• _RECORDS SUPPLIED_:
>>>>>
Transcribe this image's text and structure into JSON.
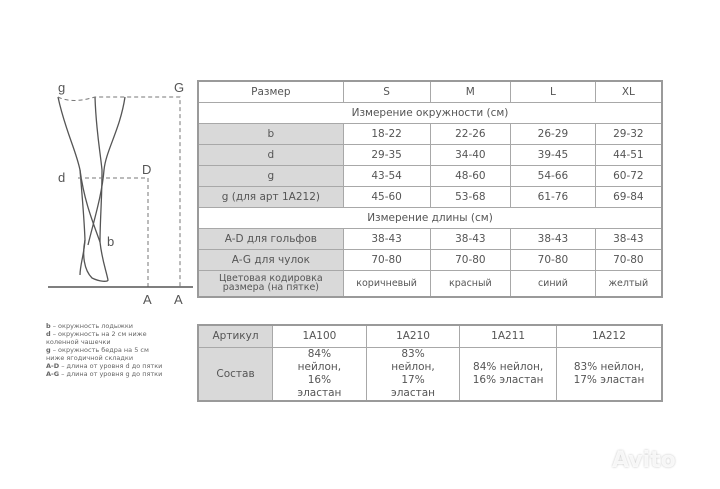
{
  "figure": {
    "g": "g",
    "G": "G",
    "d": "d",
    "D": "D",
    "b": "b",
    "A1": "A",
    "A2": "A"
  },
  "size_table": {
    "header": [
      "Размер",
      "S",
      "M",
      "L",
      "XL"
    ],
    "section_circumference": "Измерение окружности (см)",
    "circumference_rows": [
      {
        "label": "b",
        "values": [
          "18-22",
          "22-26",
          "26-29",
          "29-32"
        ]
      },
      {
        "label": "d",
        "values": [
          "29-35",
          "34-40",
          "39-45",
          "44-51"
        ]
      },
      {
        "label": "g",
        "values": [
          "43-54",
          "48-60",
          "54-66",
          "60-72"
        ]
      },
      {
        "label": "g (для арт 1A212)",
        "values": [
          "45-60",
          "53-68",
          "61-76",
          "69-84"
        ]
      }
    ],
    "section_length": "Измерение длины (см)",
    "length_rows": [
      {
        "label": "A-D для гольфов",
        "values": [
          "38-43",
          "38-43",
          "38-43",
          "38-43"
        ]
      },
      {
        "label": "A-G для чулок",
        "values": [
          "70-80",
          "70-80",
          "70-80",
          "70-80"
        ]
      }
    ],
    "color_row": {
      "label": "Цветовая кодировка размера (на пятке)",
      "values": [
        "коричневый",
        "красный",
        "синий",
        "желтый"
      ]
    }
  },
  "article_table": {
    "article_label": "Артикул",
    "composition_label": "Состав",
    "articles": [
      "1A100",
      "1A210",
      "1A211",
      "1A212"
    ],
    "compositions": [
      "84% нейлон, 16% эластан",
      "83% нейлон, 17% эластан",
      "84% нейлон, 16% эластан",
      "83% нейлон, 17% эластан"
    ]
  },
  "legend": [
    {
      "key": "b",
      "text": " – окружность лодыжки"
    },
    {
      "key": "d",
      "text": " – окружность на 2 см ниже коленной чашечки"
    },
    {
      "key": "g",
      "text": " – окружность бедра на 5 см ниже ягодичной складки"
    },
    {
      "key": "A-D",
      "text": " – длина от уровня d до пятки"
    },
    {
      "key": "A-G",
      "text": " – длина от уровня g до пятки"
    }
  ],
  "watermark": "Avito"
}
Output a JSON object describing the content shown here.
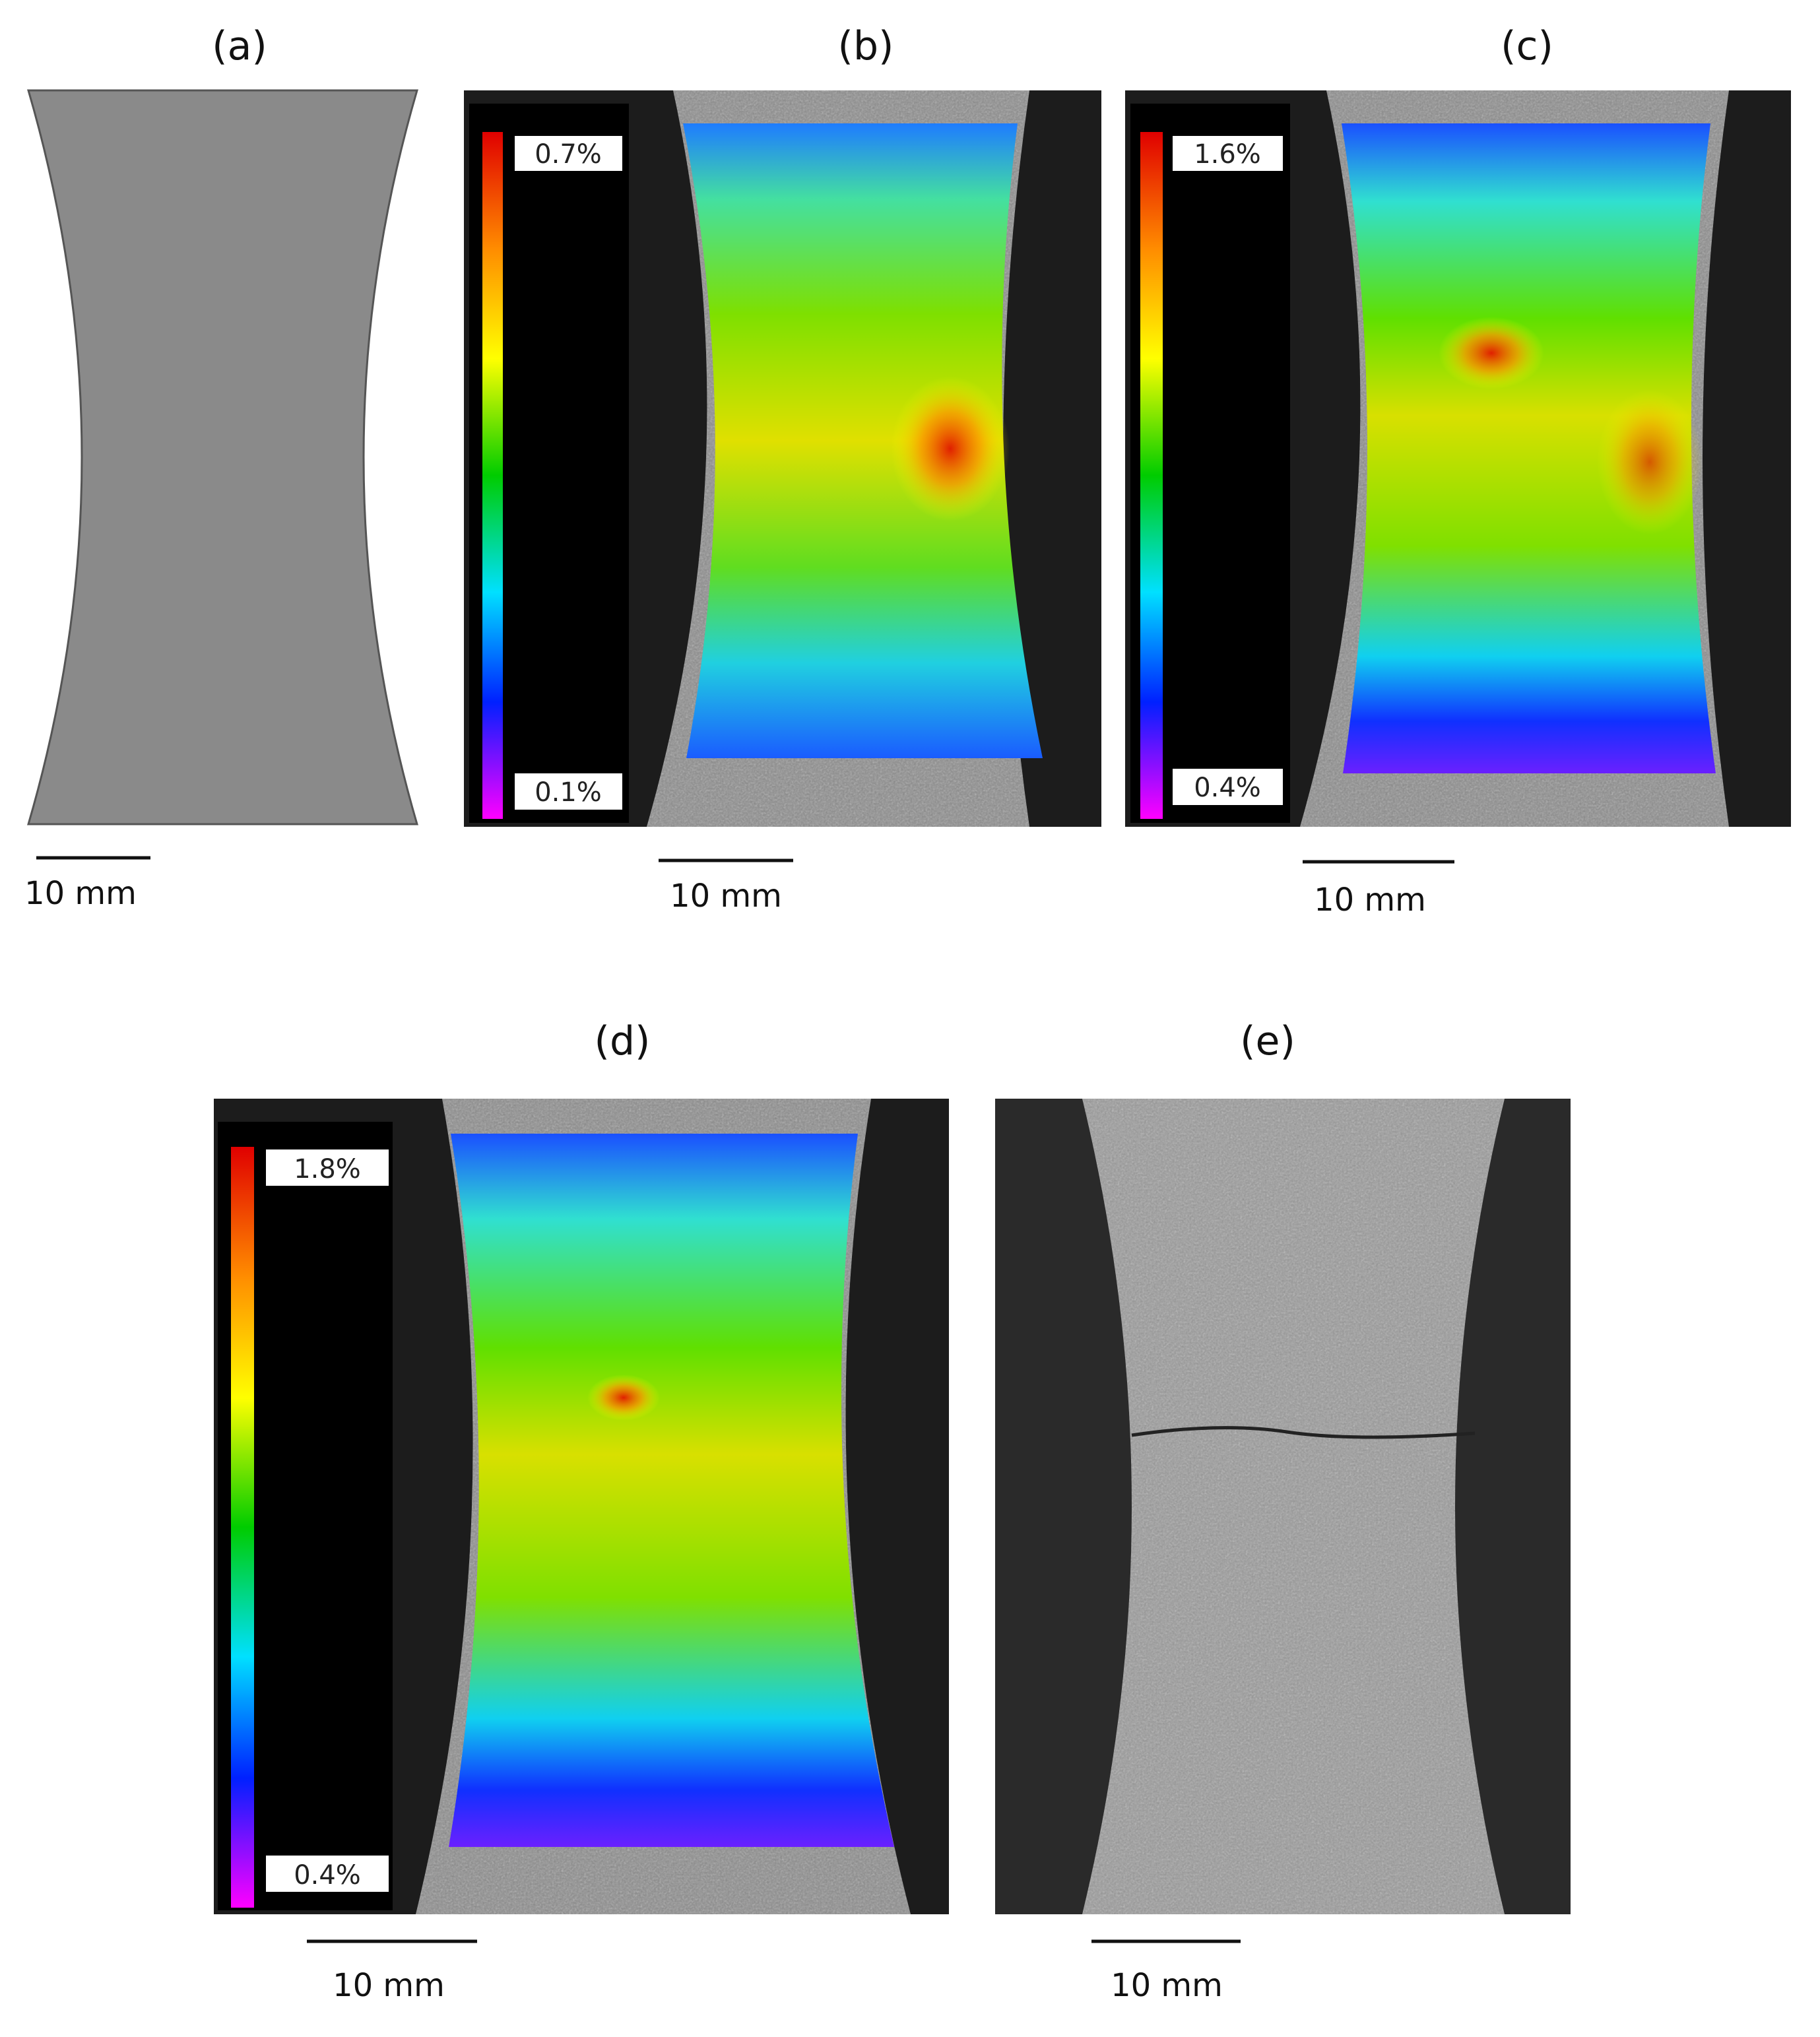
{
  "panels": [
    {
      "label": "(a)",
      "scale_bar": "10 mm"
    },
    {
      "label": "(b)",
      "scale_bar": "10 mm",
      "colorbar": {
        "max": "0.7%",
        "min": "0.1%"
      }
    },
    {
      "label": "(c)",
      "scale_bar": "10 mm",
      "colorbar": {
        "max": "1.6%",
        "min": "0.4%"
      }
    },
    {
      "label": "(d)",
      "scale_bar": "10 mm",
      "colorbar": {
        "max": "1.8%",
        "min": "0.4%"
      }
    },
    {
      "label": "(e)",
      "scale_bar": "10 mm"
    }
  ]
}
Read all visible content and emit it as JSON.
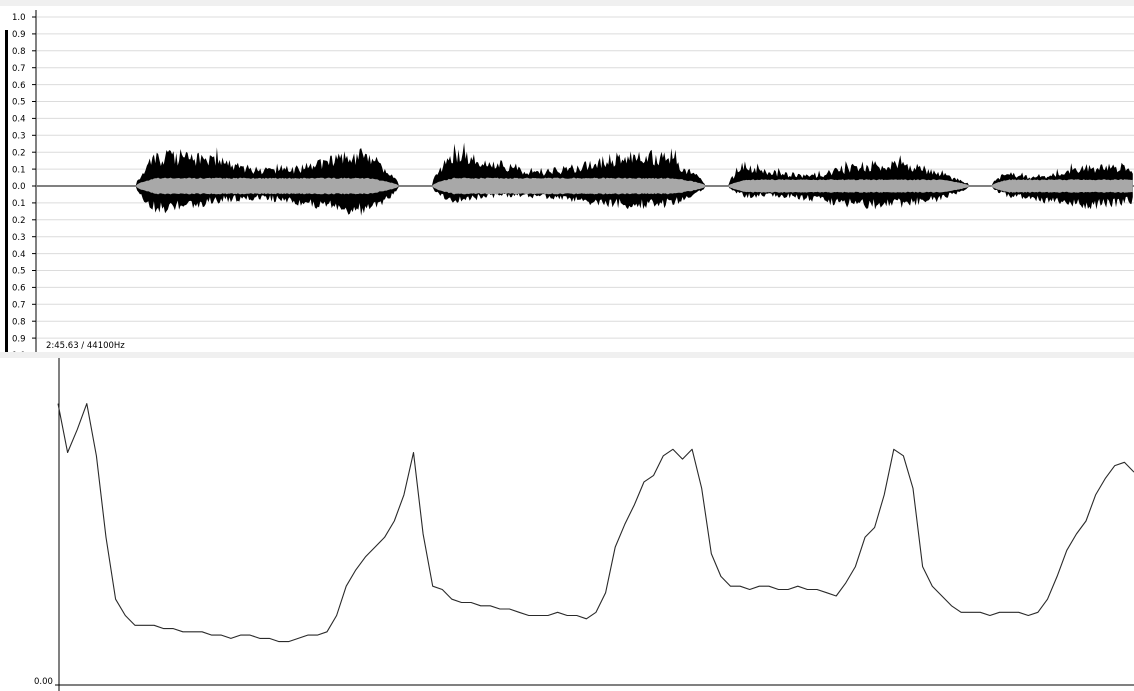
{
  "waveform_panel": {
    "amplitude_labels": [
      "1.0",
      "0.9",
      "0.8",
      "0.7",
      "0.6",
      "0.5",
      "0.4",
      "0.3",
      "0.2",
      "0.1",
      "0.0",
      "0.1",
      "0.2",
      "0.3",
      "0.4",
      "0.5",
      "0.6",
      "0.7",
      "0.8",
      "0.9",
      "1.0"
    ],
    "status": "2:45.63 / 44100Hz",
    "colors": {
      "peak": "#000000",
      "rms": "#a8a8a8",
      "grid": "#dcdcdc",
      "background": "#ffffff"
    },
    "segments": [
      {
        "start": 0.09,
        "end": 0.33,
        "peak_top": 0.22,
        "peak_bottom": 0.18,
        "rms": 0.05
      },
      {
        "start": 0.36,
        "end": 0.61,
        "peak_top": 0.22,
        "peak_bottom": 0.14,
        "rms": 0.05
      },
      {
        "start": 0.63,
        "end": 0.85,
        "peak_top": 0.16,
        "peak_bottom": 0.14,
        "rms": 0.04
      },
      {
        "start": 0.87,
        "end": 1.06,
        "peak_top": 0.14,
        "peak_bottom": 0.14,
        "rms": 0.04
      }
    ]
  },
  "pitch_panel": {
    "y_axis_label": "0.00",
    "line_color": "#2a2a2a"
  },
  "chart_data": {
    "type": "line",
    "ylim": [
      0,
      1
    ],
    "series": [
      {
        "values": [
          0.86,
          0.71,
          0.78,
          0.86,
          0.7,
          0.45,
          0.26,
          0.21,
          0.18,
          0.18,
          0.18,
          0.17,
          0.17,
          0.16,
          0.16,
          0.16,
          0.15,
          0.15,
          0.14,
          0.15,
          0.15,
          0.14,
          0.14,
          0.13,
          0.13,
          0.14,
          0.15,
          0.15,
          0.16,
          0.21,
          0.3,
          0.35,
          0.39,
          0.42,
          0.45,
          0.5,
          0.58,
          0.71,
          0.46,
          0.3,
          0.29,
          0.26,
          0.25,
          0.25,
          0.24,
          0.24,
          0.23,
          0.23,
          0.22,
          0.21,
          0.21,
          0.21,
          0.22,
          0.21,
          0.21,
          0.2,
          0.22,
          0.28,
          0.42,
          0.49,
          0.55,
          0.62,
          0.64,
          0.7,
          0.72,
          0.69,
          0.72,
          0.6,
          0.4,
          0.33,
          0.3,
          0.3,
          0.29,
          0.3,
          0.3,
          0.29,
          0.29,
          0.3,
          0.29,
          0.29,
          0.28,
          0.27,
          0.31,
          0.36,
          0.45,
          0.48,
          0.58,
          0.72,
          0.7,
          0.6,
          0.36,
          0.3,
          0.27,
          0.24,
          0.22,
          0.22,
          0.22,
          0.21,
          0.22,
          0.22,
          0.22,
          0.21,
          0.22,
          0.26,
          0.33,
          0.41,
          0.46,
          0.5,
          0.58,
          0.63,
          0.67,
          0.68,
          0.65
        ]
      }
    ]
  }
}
<<<<<
• _EXERCISE OBJECTIVE_: Copy in full each line that holds the word "ниже".

• _THE SOLUTION_:
      "text": " – окружность на 2 см ниже коленной чашечки"
      "text": " – окружность бедра на 5 см ниже ягодичной складки"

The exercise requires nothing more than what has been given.